— Your instructions —
From the listing below, copy every line with the word "this".

— Dataset records —
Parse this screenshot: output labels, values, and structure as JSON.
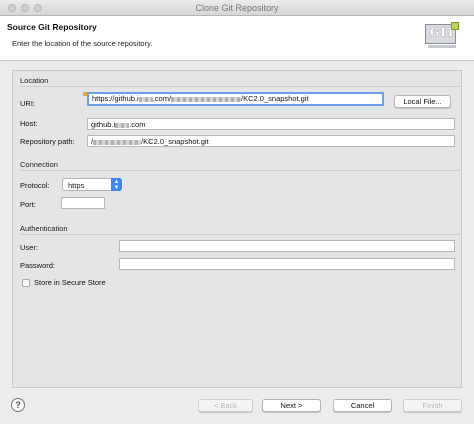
{
  "window": {
    "title": "Clone Git Repository"
  },
  "header": {
    "title": "Source Git Repository",
    "description": "Enter the location of the source repository.",
    "logo_text": "GIT"
  },
  "location": {
    "group_label": "Location",
    "uri_label": "URI:",
    "uri_prefix": "https://github.i",
    "uri_mid": ".com/",
    "uri_suffix": "/KC2.0_snapshot.git",
    "local_file_button": "Local File...",
    "host_label": "Host:",
    "host_prefix": "github.i",
    "host_suffix": ".com",
    "repo_path_label": "Repository path:",
    "repo_path_prefix": "/",
    "repo_path_suffix": "/KC2.0_snapshot.git"
  },
  "connection": {
    "group_label": "Connection",
    "protocol_label": "Protocol:",
    "protocol_value": "https",
    "port_label": "Port:",
    "port_value": ""
  },
  "authentication": {
    "group_label": "Authentication",
    "user_label": "User:",
    "user_value": "",
    "password_label": "Password:",
    "password_value": "",
    "store_label": "Store in Secure Store",
    "store_checked": false
  },
  "footer": {
    "help_symbol": "?",
    "back_label": "< Back",
    "next_label": "Next >",
    "cancel_label": "Cancel",
    "finish_label": "Finish"
  },
  "colors": {
    "accent": "#3b86f7",
    "focus": "#6aa0e8"
  }
}
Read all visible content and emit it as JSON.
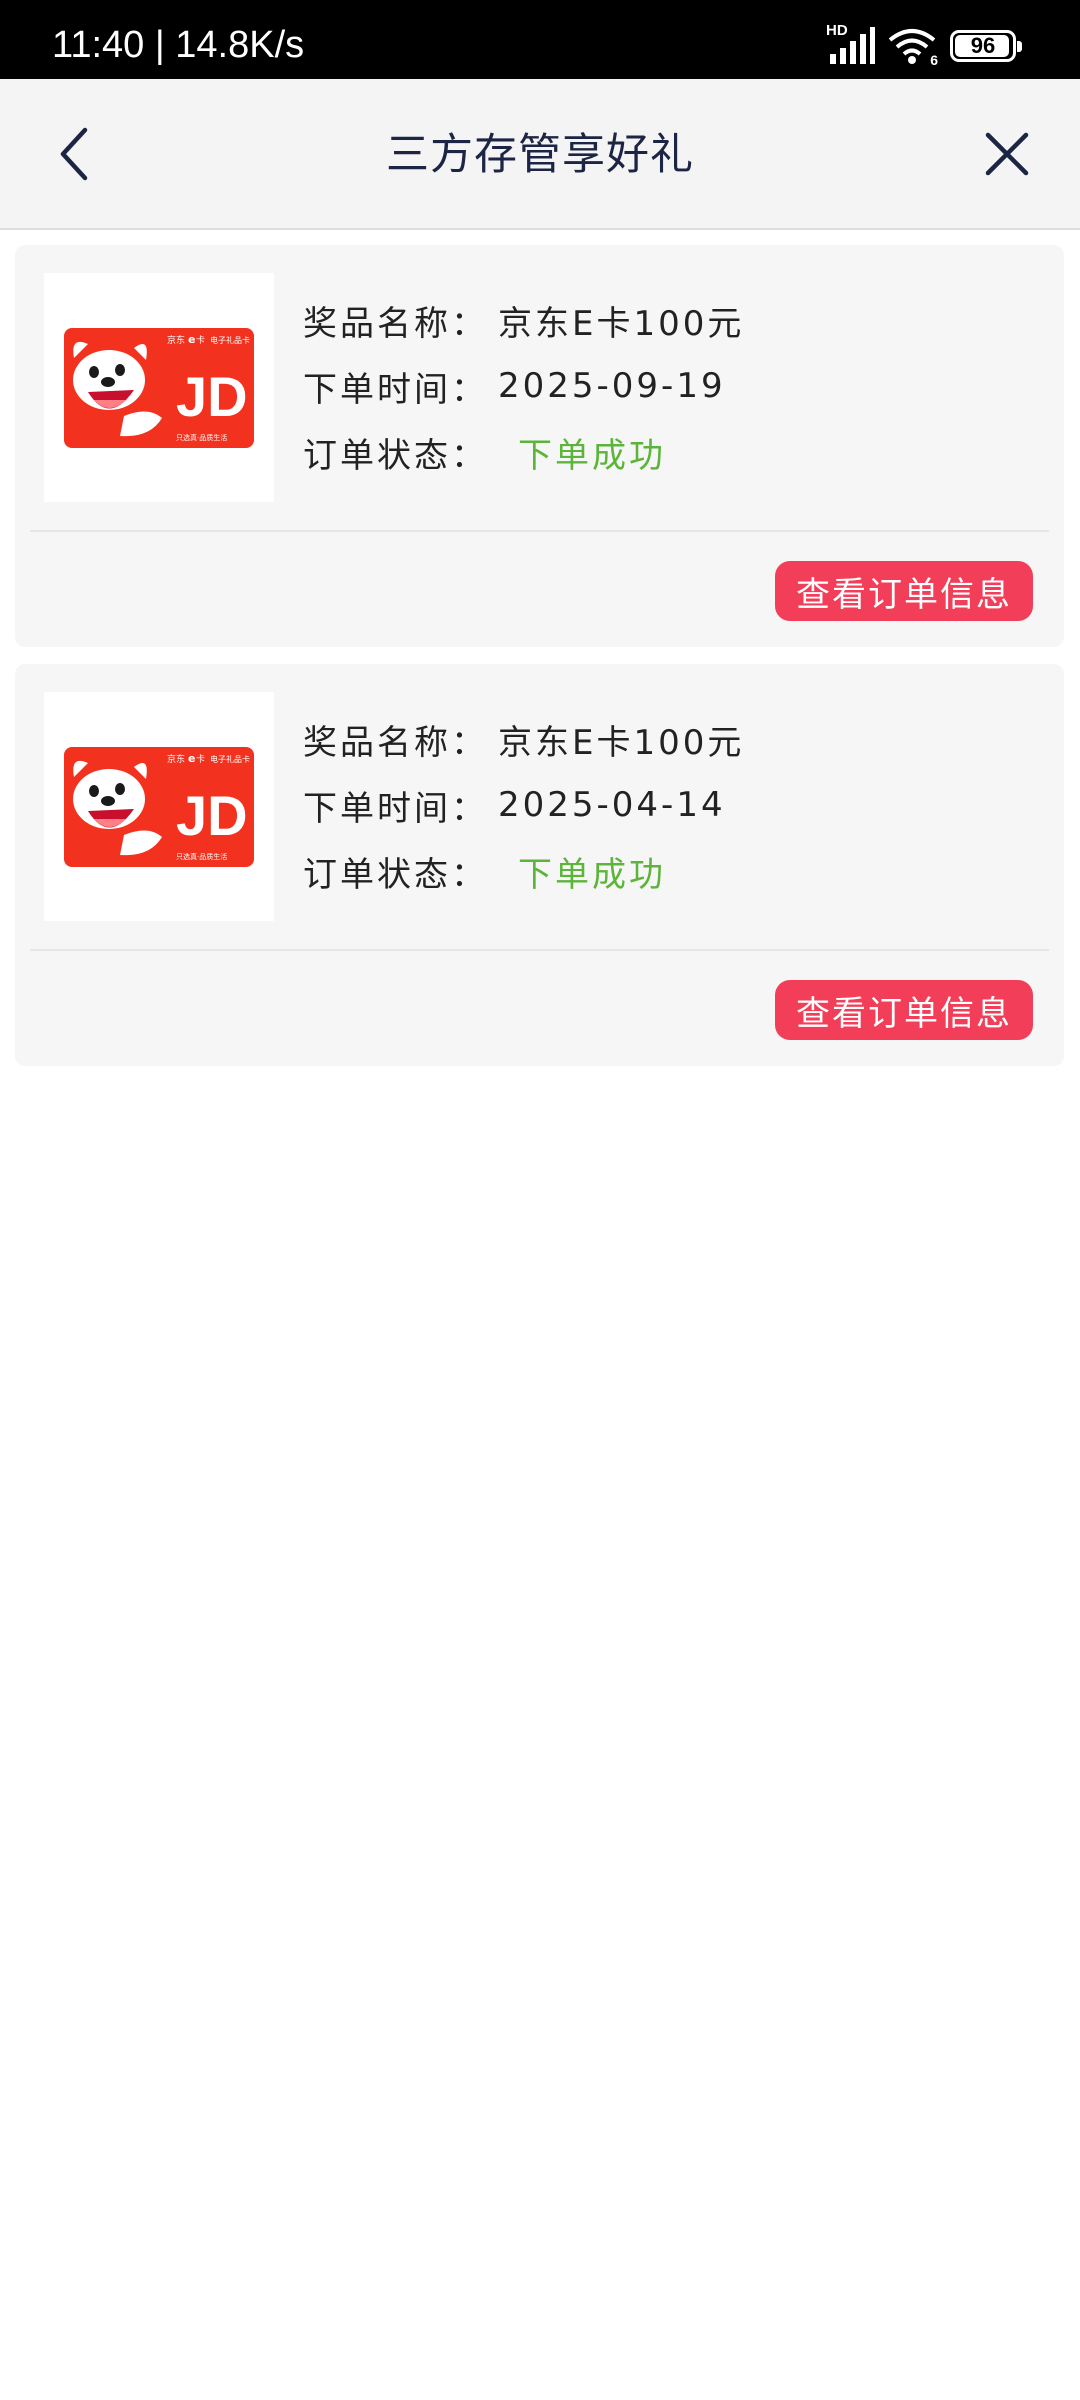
{
  "status_bar": {
    "time": "11:40 | 14.8K/s",
    "network": "HD",
    "wifi_badge": "6",
    "battery": "96",
    "battery_level": 0.96
  },
  "nav": {
    "title": "三方存管享好礼",
    "back_icon": "chevron-left-icon",
    "close_icon": "close-icon"
  },
  "colors": {
    "success": "#5cb53a",
    "button": "#f23e58",
    "card_bg": "#f6f6f6",
    "title": "#1c2543"
  },
  "card_image": {
    "brand_top": "京东",
    "brand_e": "e",
    "brand_ka": "卡",
    "gift_card": "电子礼品卡",
    "logo": "JD",
    "slogan": "只选真·品质生活"
  },
  "orders": [
    {
      "name_label": "奖品名称：",
      "name_value": "京东E卡100元",
      "time_label": "下单时间：",
      "time_value": "2025-09-19",
      "status_label": "订单状态：",
      "status_value": "下单成功",
      "button": "查看订单信息"
    },
    {
      "name_label": "奖品名称：",
      "name_value": "京东E卡100元",
      "time_label": "下单时间：",
      "time_value": "2025-04-14",
      "status_label": "订单状态：",
      "status_value": "下单成功",
      "button": "查看订单信息"
    }
  ]
}
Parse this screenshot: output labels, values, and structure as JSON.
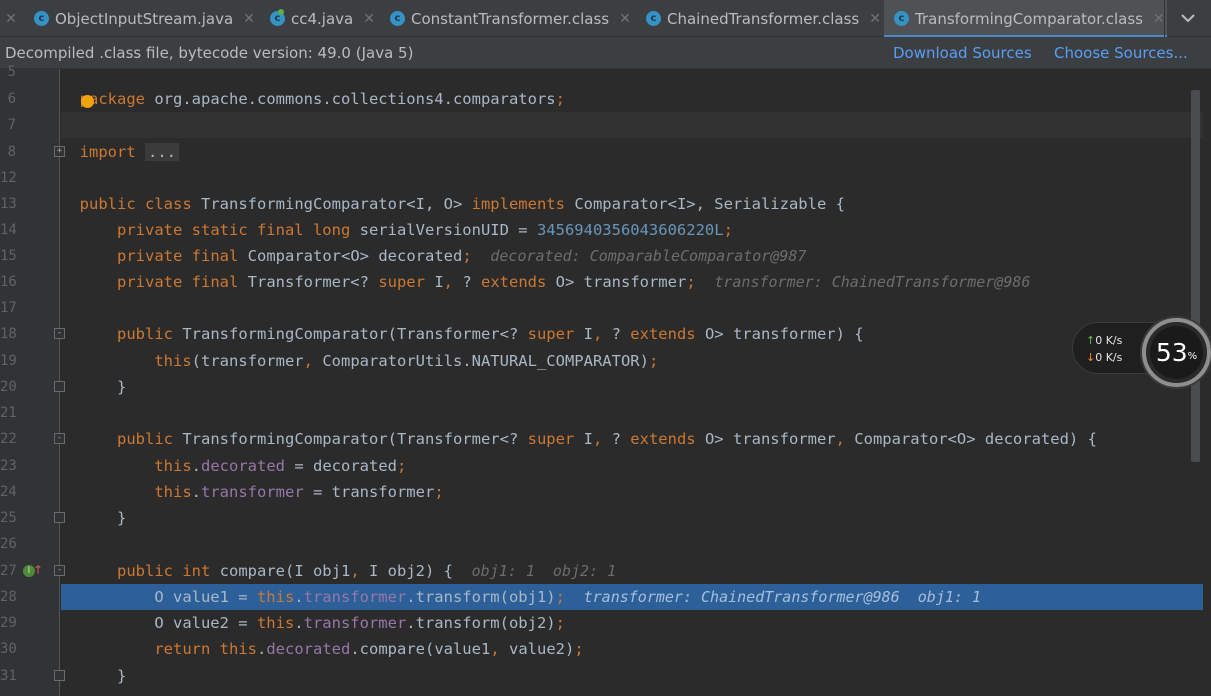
{
  "tabs": [
    {
      "label": "ObjectInputStream.java",
      "icon": "class-icon"
    },
    {
      "label": "cc4.java",
      "icon": "class-runnable-icon"
    },
    {
      "label": "ConstantTransformer.class",
      "icon": "class-icon"
    },
    {
      "label": "ChainedTransformer.class",
      "icon": "class-icon"
    },
    {
      "label": "TransformingComparator.class",
      "icon": "class-icon",
      "active": true
    }
  ],
  "banner": {
    "text": "Decompiled .class file, bytecode version: 49.0 (Java 5)",
    "download_sources": "Download Sources",
    "choose_sources": "Choose Sources..."
  },
  "network": {
    "up": "0",
    "down": "0",
    "unit": "K/s",
    "load": "53",
    "load_unit": "%"
  },
  "code": {
    "linenos": [
      "5",
      "6",
      "7",
      "8",
      "12",
      "13",
      "14",
      "15",
      "16",
      "17",
      "18",
      "19",
      "20",
      "21",
      "22",
      "23",
      "24",
      "25",
      "26",
      "27",
      "28",
      "29",
      "30",
      "31"
    ],
    "package_kw": "package",
    "package_name": "org.apache.commons.collections4.comparators",
    "import_kw": "import",
    "import_fold": "...",
    "class_decl": {
      "mods": "public class",
      "name": "TransformingComparator<I, O>",
      "impl": "implements",
      "ifaces": "Comparator<I>, Serializable {"
    },
    "serial": {
      "mods": "private static final long",
      "field": "serialVersionUID",
      "eq": " = ",
      "value": "3456940356043606220L"
    },
    "decorated_field": {
      "mods": "private final",
      "type": "Comparator<O>",
      "name": "decorated",
      "hint": "decorated: ComparableComparator@987"
    },
    "transformer_field": {
      "mods": "private final",
      "hint": "transformer: ChainedTransformer@986"
    },
    "ctor1_call": "ComparatorUtils.NATURAL_COMPARATOR",
    "compare_hint": "obj1: 1  obj2: 1",
    "exec_hint": "transformer: ChainedTransformer@986  obj1: 1"
  }
}
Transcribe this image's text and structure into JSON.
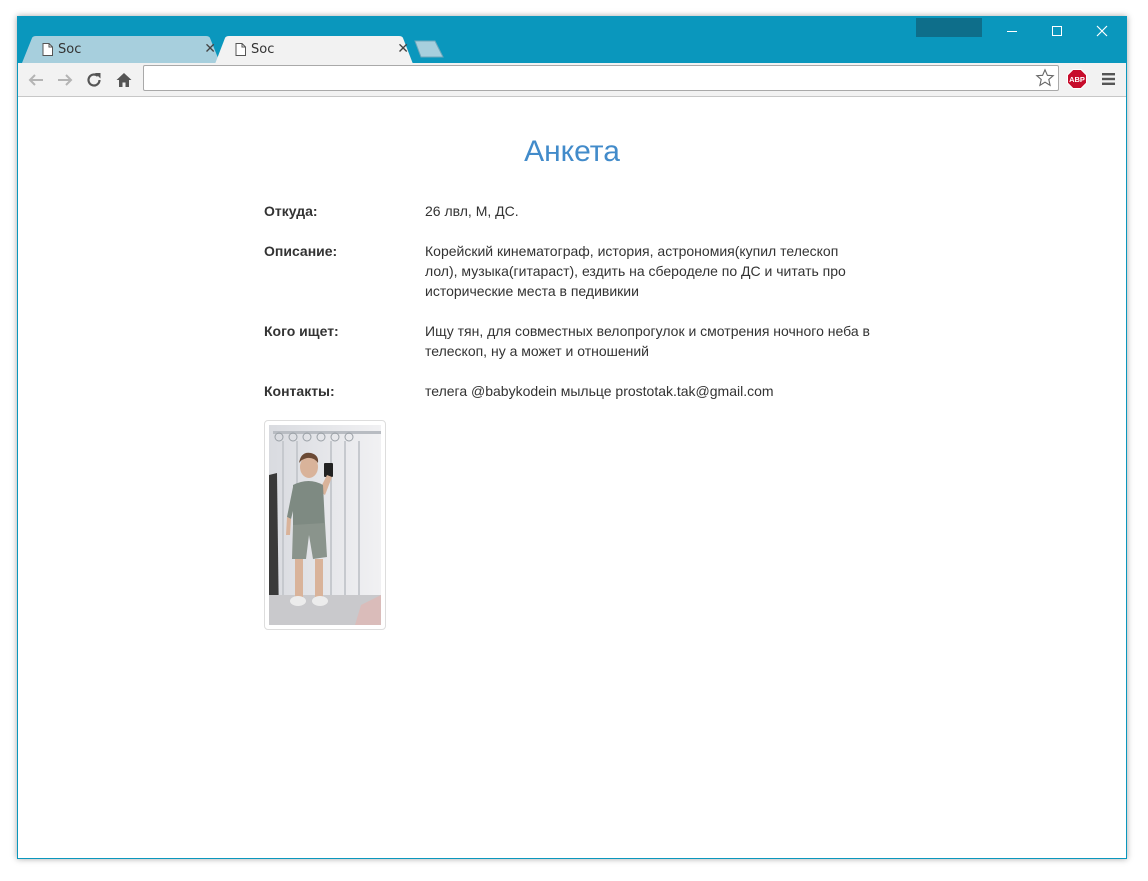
{
  "browser": {
    "tabs": [
      {
        "label": "Soc",
        "active": false
      },
      {
        "label": "Soc",
        "active": true
      }
    ],
    "address": {
      "value": "",
      "placeholder": ""
    },
    "extension": {
      "abp_label": "ABP"
    },
    "colors": {
      "frame": "#0a97bd",
      "accent_title": "#428bca"
    }
  },
  "page": {
    "title": "Анкета",
    "fields": [
      {
        "label": "Откуда:",
        "value": "26 лвл, М, ДС."
      },
      {
        "label": "Описание:",
        "value": "Корейский кинематограф, история, астрономия(купил телескоп лол), музыка(гитараст), ездить на сбероделе по ДС и читать про исторические места в педивикии"
      },
      {
        "label": "Кого ищет:",
        "value": "Ищу тян, для совместных велопрогулок и смотрения ночного неба в телескоп, ну а может и отношений"
      },
      {
        "label": "Контакты:",
        "value": "телега @babykodein мыльце prostotak.tak@gmail.com"
      }
    ],
    "photo": {
      "icon": "profile-photo"
    }
  }
}
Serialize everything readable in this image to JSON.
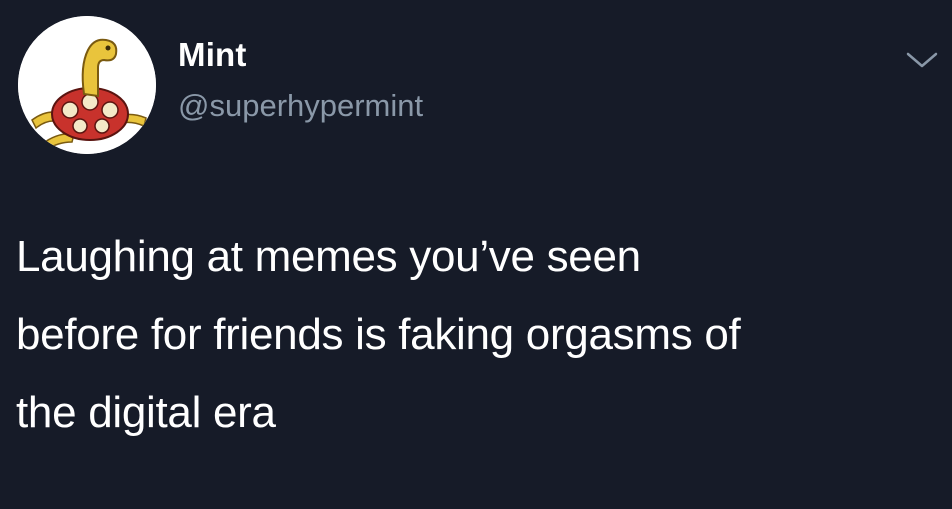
{
  "tweet": {
    "author": {
      "name": "Mint",
      "handle": "@superhypermint",
      "avatar_icon": "shuckle-avatar-icon"
    },
    "menu_icon": "chevron-down-icon",
    "text_lines": [
      "Laughing at memes you’ve seen",
      "before for friends is faking orgasms of",
      "the digital era"
    ]
  },
  "colors": {
    "background": "#161b28",
    "text": "#ffffff",
    "handle": "#8a98a8",
    "chevron": "#8a98a8"
  }
}
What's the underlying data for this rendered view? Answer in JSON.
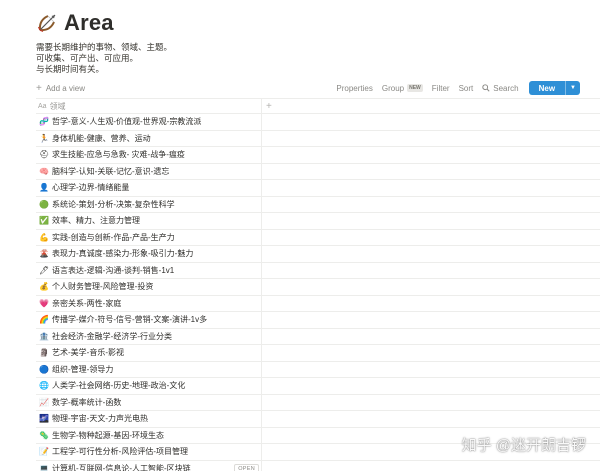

— Reply to the exercise —
Parse this screenshot: output labels, values, and structure as JSON.
Parse this screenshot: output labels, values, and structure as JSON.
Transcribe this image's text and structure into JSON.
Serialize everything readable in this image to JSON.
What's the underlying data for this rendered view? Answer in JSON.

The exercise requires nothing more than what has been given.